THE RECORDS:
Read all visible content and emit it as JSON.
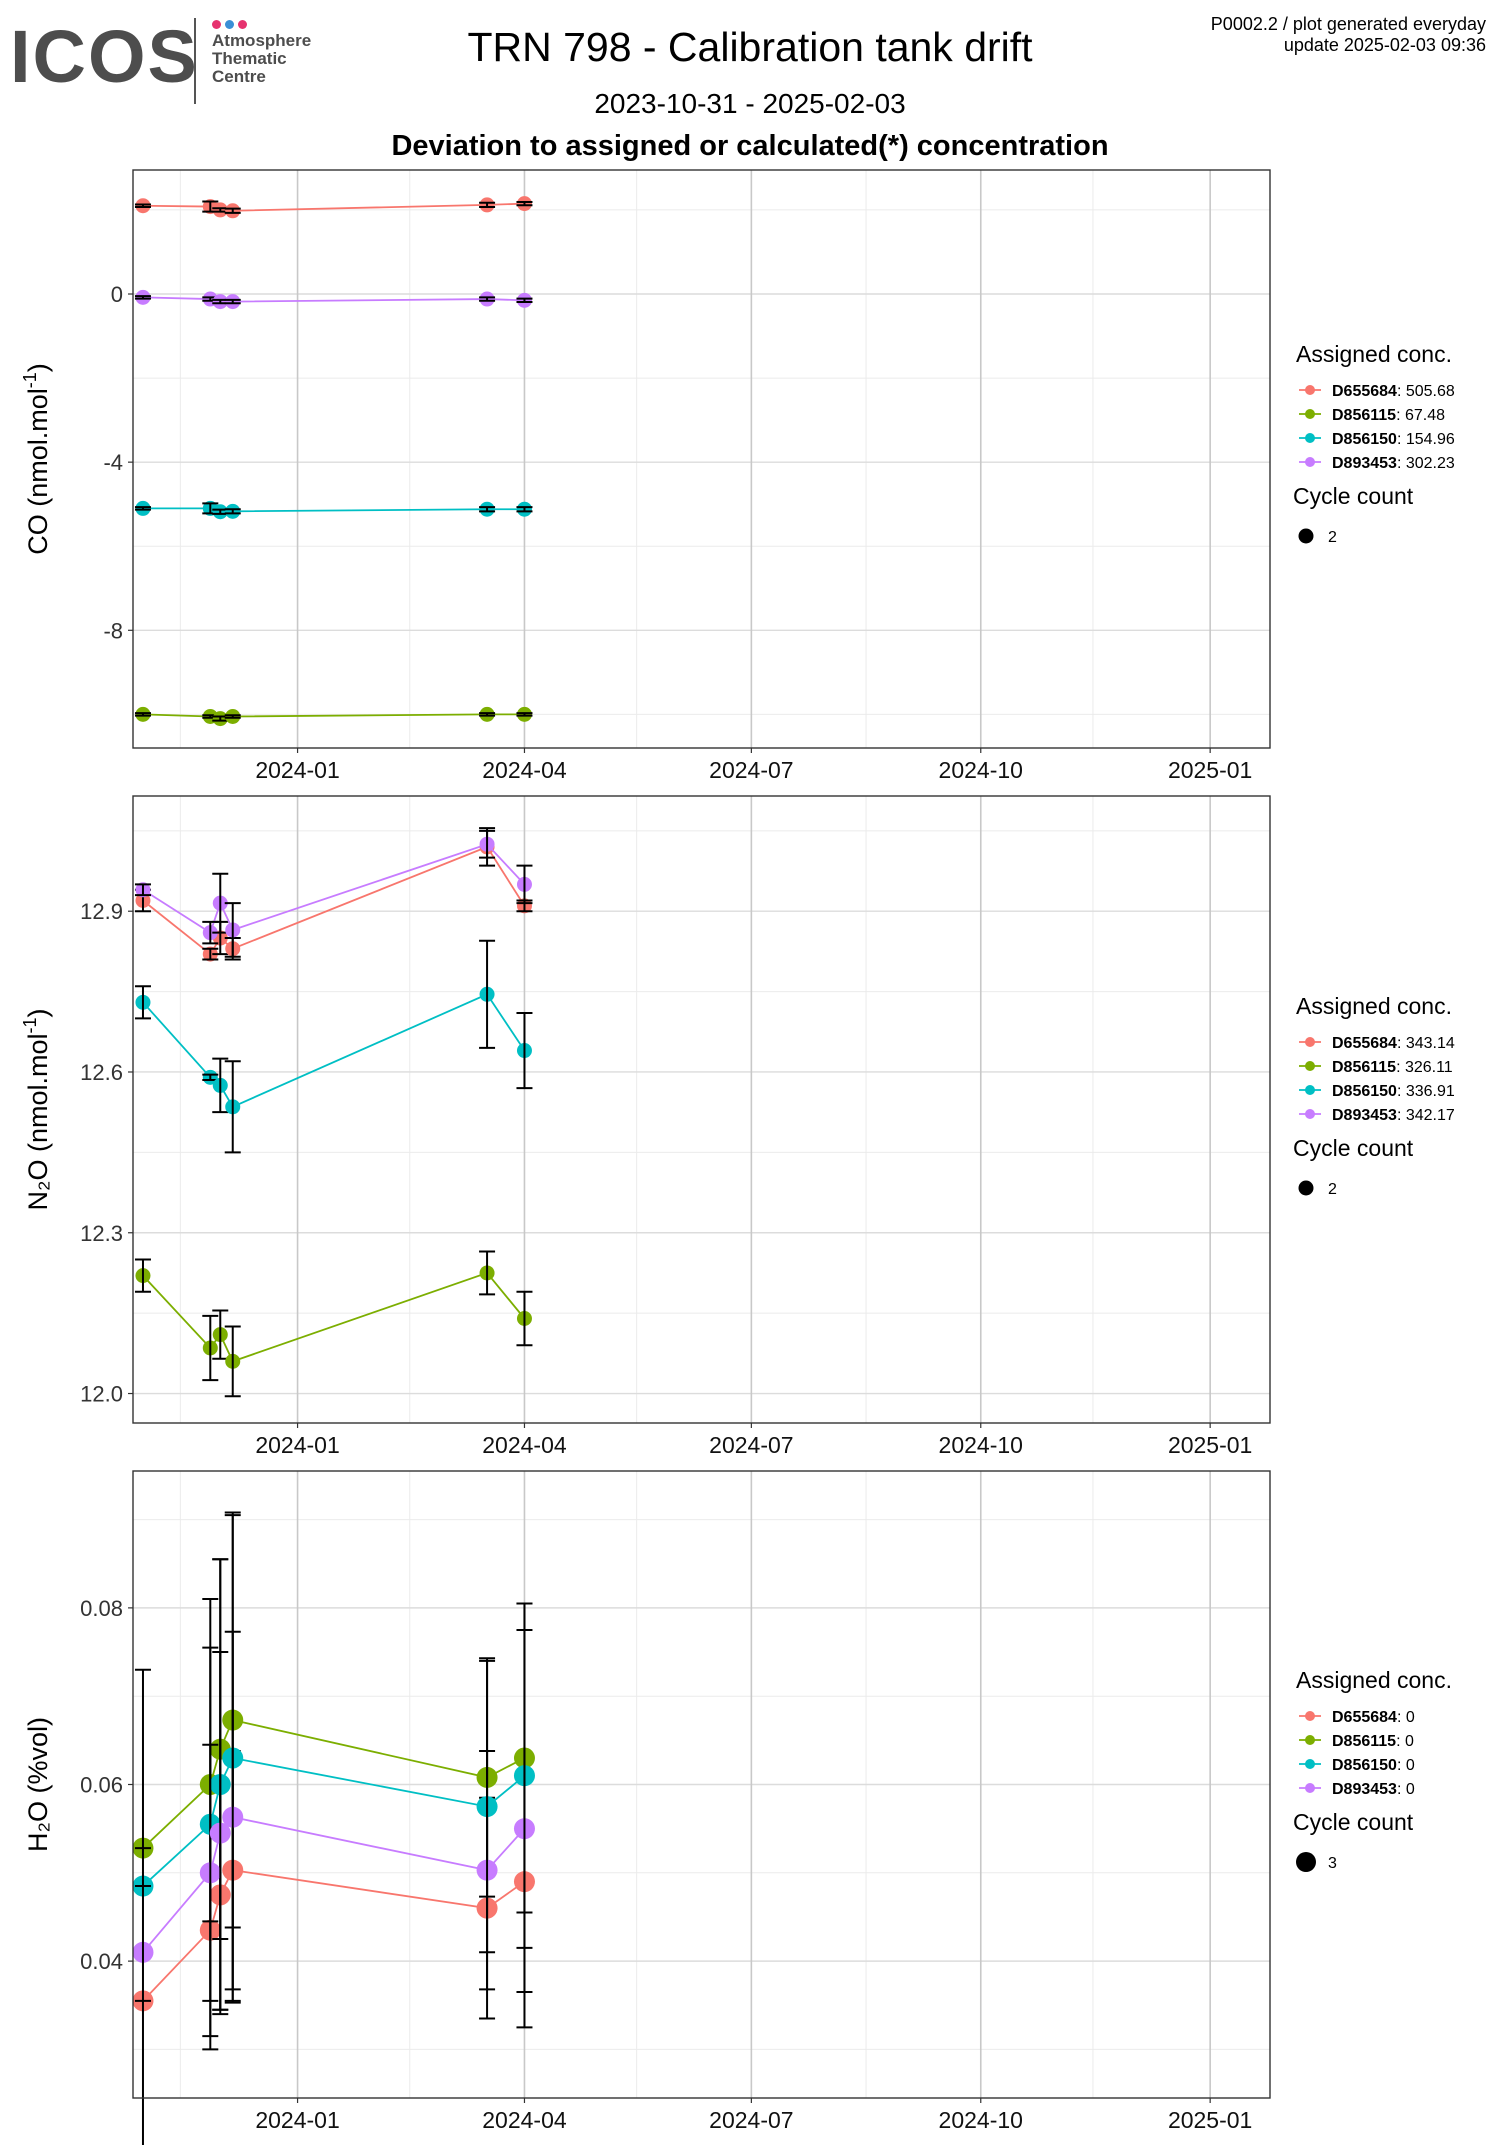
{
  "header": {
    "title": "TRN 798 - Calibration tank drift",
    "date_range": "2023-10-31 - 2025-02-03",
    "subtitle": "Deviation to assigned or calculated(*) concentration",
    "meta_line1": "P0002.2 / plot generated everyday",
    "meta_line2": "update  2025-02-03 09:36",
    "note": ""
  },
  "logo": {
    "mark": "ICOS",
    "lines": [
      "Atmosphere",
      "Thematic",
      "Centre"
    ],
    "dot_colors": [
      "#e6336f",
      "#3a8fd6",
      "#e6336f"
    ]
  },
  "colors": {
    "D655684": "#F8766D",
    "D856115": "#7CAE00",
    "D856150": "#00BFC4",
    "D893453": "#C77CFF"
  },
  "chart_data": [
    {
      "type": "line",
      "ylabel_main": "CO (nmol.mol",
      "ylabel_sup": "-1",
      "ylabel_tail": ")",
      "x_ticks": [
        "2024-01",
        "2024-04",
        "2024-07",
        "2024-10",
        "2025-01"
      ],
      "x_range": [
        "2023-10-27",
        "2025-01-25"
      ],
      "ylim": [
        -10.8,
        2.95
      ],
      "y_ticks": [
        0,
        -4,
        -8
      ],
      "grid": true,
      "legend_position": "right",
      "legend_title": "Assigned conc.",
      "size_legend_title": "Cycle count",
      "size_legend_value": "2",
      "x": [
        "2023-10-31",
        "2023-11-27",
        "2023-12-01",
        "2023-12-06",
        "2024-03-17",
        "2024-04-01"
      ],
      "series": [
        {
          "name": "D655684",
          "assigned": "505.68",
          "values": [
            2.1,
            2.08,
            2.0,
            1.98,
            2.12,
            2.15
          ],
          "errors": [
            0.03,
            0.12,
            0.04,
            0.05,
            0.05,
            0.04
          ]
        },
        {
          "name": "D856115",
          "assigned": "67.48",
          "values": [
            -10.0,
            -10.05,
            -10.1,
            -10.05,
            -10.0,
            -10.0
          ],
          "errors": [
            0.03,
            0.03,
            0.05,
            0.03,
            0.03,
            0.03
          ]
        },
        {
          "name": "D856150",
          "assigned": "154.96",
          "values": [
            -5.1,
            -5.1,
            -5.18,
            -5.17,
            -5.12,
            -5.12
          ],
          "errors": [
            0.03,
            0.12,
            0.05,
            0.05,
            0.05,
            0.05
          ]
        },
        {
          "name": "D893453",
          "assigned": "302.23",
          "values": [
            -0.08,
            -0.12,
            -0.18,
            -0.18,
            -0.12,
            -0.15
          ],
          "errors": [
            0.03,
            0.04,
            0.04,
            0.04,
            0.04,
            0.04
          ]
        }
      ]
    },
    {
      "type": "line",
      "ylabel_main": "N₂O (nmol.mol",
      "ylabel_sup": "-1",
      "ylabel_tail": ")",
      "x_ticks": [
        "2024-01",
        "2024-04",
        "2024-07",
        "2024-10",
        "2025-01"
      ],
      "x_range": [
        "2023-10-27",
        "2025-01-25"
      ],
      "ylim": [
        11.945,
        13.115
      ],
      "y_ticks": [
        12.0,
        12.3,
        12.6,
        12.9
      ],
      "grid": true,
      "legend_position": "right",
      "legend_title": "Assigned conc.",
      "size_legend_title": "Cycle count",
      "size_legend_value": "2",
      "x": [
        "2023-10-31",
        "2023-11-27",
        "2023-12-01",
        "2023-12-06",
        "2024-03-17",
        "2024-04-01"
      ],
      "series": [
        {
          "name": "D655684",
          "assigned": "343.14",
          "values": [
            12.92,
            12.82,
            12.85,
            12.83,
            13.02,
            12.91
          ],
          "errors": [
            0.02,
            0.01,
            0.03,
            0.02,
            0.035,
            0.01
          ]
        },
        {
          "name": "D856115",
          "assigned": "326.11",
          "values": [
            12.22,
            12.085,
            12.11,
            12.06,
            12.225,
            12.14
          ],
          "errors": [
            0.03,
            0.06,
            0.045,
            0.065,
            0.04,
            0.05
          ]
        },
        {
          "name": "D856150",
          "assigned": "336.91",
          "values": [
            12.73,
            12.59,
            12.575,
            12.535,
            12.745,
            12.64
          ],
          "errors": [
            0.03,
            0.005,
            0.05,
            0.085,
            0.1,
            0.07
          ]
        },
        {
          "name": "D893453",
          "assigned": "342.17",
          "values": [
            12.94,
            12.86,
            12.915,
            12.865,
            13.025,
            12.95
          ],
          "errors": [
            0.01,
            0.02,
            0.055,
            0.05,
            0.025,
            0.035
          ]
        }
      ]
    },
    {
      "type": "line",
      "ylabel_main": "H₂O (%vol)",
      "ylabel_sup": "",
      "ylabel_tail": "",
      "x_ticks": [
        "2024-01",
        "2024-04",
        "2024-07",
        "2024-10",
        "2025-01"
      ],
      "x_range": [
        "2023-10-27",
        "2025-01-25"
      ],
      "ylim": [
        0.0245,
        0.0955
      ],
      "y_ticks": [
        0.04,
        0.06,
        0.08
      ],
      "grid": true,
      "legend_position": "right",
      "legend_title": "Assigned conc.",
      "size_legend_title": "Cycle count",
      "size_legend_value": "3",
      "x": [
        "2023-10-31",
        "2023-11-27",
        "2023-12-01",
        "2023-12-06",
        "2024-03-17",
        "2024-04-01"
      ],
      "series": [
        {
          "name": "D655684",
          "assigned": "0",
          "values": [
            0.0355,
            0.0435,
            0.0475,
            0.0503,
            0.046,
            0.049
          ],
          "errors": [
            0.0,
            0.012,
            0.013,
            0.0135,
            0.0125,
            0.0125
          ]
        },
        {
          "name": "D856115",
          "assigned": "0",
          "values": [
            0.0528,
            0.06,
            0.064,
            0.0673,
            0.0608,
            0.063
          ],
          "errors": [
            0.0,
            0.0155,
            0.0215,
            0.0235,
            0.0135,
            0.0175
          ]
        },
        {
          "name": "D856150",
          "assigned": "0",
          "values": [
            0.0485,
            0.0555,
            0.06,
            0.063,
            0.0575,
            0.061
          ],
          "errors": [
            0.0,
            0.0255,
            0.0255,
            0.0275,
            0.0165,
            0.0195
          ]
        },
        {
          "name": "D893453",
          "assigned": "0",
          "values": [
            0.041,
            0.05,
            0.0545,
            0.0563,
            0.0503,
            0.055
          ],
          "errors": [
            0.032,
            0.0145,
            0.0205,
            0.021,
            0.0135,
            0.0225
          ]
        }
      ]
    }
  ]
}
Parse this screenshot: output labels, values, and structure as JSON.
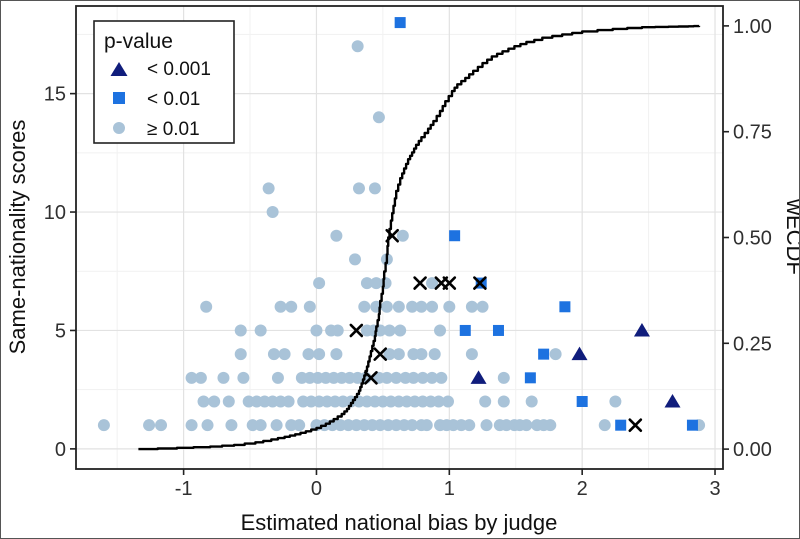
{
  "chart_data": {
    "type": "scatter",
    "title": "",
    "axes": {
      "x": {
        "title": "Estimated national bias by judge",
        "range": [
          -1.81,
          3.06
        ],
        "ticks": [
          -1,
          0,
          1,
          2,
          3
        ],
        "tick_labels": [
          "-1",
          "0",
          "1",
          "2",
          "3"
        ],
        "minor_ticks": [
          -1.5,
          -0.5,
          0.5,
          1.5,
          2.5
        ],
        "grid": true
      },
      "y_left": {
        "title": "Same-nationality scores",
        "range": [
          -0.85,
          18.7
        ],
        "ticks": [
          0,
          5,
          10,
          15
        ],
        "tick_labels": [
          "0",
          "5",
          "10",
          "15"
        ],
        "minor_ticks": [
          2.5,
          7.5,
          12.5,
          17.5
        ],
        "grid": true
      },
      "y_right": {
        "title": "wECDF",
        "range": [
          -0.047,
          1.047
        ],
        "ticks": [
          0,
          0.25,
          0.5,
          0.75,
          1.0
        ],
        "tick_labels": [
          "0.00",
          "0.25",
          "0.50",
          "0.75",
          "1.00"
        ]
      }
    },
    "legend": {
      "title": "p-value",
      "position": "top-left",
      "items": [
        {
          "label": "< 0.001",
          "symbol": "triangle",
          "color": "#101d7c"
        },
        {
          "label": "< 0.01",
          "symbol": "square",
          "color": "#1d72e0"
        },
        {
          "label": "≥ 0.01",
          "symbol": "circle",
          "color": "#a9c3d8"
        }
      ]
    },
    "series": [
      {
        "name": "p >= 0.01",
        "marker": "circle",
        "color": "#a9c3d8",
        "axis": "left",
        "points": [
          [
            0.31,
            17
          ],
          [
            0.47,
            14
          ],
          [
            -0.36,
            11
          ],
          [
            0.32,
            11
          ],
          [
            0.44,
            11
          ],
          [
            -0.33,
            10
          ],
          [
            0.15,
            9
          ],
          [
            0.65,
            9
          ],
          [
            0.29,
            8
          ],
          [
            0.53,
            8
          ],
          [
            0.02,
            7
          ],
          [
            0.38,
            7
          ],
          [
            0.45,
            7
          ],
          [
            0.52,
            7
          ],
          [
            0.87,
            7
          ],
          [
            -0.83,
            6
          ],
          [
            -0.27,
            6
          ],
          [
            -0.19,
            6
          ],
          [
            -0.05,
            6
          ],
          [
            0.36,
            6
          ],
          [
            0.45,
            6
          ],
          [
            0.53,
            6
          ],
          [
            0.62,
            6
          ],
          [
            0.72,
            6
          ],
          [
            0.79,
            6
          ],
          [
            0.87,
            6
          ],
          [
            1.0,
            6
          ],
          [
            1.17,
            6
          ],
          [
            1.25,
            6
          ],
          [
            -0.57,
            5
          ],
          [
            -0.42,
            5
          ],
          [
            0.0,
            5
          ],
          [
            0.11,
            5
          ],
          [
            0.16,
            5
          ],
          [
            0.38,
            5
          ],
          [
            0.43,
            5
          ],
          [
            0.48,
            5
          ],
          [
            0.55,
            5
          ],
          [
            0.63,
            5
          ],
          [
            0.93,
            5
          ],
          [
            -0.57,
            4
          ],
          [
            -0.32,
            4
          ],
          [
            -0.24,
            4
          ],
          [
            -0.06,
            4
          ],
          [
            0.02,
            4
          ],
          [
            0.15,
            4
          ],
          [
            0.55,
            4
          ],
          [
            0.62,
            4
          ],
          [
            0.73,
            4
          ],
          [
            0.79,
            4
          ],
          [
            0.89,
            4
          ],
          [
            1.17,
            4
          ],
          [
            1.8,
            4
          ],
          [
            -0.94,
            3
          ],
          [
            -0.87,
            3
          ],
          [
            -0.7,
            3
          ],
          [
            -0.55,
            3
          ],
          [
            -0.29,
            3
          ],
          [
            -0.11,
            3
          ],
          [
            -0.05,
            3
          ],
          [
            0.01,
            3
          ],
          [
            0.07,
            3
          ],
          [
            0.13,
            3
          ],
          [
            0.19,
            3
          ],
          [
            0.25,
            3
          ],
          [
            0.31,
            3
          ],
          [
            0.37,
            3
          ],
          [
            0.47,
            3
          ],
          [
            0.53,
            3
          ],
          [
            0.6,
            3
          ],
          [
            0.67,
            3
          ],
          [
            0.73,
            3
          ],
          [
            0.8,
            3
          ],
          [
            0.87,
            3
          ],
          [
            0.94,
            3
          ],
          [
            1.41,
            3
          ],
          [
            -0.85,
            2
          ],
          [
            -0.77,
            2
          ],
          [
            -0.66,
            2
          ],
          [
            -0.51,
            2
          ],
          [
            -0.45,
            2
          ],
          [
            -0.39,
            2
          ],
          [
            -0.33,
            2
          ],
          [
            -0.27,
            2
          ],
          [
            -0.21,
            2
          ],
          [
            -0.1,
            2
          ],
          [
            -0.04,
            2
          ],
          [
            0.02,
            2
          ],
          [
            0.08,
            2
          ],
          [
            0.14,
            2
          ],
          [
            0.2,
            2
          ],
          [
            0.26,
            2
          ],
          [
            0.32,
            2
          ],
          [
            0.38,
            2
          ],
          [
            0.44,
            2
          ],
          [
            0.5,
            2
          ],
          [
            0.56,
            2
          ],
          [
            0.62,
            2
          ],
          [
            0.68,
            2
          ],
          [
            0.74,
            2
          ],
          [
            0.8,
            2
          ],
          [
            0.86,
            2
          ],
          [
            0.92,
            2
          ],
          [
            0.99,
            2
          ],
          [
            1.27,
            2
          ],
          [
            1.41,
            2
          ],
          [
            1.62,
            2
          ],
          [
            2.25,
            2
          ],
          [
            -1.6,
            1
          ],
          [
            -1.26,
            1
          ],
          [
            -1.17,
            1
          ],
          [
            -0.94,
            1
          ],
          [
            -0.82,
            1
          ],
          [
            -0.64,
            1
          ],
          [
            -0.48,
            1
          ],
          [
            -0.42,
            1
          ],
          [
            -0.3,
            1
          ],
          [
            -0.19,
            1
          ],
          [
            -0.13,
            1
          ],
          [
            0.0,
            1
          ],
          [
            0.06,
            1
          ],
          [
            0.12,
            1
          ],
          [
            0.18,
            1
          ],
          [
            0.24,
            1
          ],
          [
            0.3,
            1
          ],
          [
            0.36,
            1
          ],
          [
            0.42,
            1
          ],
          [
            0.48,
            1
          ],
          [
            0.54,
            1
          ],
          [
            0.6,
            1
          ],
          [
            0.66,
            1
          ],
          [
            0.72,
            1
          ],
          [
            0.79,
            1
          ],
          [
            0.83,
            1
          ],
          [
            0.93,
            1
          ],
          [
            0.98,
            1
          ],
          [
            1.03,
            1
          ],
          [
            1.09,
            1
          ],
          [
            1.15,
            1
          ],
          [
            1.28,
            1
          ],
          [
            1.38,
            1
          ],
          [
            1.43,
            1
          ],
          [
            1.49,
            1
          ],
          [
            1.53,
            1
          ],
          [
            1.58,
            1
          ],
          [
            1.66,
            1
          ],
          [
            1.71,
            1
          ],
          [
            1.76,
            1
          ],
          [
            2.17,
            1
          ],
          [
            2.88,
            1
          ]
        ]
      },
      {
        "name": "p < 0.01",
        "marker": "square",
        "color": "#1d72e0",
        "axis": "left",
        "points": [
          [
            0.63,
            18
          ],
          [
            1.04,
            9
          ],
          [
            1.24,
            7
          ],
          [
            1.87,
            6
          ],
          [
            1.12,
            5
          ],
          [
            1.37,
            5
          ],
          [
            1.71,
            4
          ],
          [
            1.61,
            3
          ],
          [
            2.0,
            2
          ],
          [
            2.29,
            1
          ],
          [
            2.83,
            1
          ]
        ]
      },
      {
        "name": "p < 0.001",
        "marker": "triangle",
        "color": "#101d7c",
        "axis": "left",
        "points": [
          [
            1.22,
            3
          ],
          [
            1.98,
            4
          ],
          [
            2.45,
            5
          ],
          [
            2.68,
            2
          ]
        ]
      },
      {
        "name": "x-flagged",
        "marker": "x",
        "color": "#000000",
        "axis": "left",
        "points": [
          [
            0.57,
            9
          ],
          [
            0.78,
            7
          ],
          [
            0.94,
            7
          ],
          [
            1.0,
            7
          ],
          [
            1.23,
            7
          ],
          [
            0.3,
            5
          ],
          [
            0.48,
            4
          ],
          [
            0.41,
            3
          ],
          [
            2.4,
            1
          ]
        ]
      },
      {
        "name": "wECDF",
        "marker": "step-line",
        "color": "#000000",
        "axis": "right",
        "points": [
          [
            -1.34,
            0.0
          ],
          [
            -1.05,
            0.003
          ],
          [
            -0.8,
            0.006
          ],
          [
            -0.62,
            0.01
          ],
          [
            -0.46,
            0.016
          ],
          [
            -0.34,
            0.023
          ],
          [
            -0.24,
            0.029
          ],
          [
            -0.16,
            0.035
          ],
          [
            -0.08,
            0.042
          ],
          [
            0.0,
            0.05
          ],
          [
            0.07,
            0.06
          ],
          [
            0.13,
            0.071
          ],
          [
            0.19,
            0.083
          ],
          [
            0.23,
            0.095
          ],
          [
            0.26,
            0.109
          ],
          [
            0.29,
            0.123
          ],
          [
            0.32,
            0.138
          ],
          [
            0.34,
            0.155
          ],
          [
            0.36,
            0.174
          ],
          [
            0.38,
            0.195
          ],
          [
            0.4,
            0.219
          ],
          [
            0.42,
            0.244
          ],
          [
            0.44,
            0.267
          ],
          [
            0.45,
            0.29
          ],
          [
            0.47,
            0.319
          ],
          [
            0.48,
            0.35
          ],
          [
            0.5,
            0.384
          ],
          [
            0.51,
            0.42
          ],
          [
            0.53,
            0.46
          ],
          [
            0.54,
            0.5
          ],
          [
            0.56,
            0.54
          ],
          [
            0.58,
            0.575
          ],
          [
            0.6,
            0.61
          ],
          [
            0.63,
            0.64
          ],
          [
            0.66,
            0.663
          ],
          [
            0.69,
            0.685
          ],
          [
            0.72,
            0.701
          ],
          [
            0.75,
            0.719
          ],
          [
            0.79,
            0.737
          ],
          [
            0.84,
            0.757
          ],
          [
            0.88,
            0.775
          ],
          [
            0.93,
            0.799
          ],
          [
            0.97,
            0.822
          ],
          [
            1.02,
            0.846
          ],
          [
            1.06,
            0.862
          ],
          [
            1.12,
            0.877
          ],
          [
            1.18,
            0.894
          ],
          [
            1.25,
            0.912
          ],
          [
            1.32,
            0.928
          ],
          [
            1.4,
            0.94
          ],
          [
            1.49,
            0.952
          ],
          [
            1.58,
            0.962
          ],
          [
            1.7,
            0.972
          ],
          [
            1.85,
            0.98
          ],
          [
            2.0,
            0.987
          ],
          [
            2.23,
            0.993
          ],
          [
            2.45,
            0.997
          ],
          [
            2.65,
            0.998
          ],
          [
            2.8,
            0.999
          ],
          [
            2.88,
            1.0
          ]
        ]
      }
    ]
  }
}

EXERCISE DETAILS: Write only the number of lines that include "JSON".

SOLUTION BELOW: 2